-- Start Record extracts --

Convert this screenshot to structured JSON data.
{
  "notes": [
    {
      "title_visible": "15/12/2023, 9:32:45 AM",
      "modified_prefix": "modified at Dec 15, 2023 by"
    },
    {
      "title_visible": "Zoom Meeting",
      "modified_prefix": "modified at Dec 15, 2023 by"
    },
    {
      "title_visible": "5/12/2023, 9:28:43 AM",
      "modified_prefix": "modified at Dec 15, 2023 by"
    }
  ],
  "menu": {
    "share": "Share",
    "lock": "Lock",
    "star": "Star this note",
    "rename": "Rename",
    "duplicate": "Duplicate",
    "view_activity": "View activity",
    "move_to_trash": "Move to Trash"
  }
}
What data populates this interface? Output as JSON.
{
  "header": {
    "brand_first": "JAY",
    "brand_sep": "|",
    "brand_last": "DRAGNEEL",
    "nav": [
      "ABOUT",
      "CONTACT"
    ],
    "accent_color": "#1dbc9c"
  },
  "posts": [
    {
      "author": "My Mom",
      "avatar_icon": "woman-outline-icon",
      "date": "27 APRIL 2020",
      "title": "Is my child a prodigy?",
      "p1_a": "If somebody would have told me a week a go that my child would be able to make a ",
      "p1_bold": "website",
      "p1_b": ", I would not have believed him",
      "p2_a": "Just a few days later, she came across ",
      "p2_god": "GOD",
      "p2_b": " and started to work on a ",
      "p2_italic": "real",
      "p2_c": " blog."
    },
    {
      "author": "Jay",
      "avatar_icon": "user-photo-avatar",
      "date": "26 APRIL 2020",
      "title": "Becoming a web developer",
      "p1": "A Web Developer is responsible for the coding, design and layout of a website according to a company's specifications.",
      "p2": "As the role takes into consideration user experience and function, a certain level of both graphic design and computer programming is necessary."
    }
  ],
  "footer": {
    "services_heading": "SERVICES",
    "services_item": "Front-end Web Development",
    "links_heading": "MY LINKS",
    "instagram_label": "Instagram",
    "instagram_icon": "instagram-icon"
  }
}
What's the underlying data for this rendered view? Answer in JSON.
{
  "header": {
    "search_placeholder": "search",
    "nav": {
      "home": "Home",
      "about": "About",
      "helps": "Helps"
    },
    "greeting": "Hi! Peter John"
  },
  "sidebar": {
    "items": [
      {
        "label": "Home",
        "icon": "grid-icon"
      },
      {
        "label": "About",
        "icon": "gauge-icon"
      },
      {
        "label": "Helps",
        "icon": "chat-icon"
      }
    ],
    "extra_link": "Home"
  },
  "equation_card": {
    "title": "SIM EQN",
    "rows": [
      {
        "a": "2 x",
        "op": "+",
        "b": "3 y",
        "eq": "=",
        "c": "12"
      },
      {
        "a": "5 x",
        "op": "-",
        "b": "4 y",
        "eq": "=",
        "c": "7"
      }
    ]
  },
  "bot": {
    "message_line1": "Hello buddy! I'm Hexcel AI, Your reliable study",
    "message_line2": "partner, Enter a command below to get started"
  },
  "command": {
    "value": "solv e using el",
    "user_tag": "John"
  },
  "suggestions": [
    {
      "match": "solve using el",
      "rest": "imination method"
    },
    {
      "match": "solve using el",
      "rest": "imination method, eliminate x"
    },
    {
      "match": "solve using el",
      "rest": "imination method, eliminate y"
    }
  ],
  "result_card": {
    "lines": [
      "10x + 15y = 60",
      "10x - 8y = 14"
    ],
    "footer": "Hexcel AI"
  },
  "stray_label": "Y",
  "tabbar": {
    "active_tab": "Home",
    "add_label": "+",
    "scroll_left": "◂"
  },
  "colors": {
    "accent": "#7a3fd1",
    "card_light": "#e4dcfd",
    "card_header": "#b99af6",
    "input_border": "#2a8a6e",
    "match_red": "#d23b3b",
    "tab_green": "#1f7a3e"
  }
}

-- End Record extracts --

• Instructions for the task: Make an exact copy of every line in the data.

• Task solution:
Convert this screenshot to structured JSON data.
{
  "notes": [
    {
      "title_visible": "15/12/2023, 9:32:45 AM",
      "modified_prefix": "modified at Dec 15, 2023 by"
    },
    {
      "title_visible": "Zoom Meeting",
      "modified_prefix": "modified at Dec 15, 2023 by"
    },
    {
      "title_visible": "5/12/2023, 9:28:43 AM",
      "modified_prefix": "modified at Dec 15, 2023 by"
    }
  ],
  "menu": {
    "share": "Share",
    "lock": "Lock",
    "star": "Star this note",
    "rename": "Rename",
    "duplicate": "Duplicate",
    "view_activity": "View activity",
    "move_to_trash": "Move to Trash"
  }
}
What data populates this interface? Output as JSON.
{
  "header": {
    "brand_first": "JAY",
    "brand_sep": "|",
    "brand_last": "DRAGNEEL",
    "nav": [
      "ABOUT",
      "CONTACT"
    ],
    "accent_color": "#1dbc9c"
  },
  "posts": [
    {
      "author": "My Mom",
      "avatar_icon": "woman-outline-icon",
      "date": "27 APRIL 2020",
      "title": "Is my child a prodigy?",
      "p1_a": "If somebody would have told me a week a go that my child would be able to make a ",
      "p1_bold": "website",
      "p1_b": ", I would not have believed him",
      "p2_a": "Just a few days later, she came across ",
      "p2_god": "GOD",
      "p2_b": " and started to work on a ",
      "p2_italic": "real",
      "p2_c": " blog."
    },
    {
      "author": "Jay",
      "avatar_icon": "user-photo-avatar",
      "date": "26 APRIL 2020",
      "title": "Becoming a web developer",
      "p1": "A Web Developer is responsible for the coding, design and layout of a website according to a company's specifications.",
      "p2": "As the role takes into consideration user experience and function, a certain level of both graphic design and computer programming is necessary."
    }
  ],
  "footer": {
    "services_heading": "SERVICES",
    "services_item": "Front-end Web Development",
    "links_heading": "MY LINKS",
    "instagram_label": "Instagram",
    "instagram_icon": "instagram-icon"
  }
}
What's the underlying data for this rendered view? Answer in JSON.
{
  "header": {
    "search_placeholder": "search",
    "nav": {
      "home": "Home",
      "about": "About",
      "helps": "Helps"
    },
    "greeting": "Hi! Peter John"
  },
  "sidebar": {
    "items": [
      {
        "label": "Home",
        "icon": "grid-icon"
      },
      {
        "label": "About",
        "icon": "gauge-icon"
      },
      {
        "label": "Helps",
        "icon": "chat-icon"
      }
    ],
    "extra_link": "Home"
  },
  "equation_card": {
    "title": "SIM EQN",
    "rows": [
      {
        "a": "2 x",
        "op": "+",
        "b": "3 y",
        "eq": "=",
        "c": "12"
      },
      {
        "a": "5 x",
        "op": "-",
        "b": "4 y",
        "eq": "=",
        "c": "7"
      }
    ]
  },
  "bot": {
    "message_line1": "Hello buddy! I'm Hexcel AI, Your reliable study",
    "message_line2": "partner, Enter a command below to get started"
  },
  "command": {
    "value": "solv e using el",
    "user_tag": "John"
  },
  "suggestions": [
    {
      "match": "solve using el",
      "rest": "imination method"
    },
    {
      "match": "solve using el",
      "rest": "imination method, eliminate x"
    },
    {
      "match": "solve using el",
      "rest": "imination method, eliminate y"
    }
  ],
  "result_card": {
    "lines": [
      "10x + 15y = 60",
      "10x - 8y = 14"
    ],
    "footer": "Hexcel AI"
  },
  "stray_label": "Y",
  "tabbar": {
    "active_tab": "Home",
    "add_label": "+",
    "scroll_left": "◂"
  },
  "colors": {
    "accent": "#7a3fd1",
    "card_light": "#e4dcfd",
    "card_header": "#b99af6",
    "input_border": "#2a8a6e",
    "match_red": "#d23b3b",
    "tab_green": "#1f7a3e"
  }
}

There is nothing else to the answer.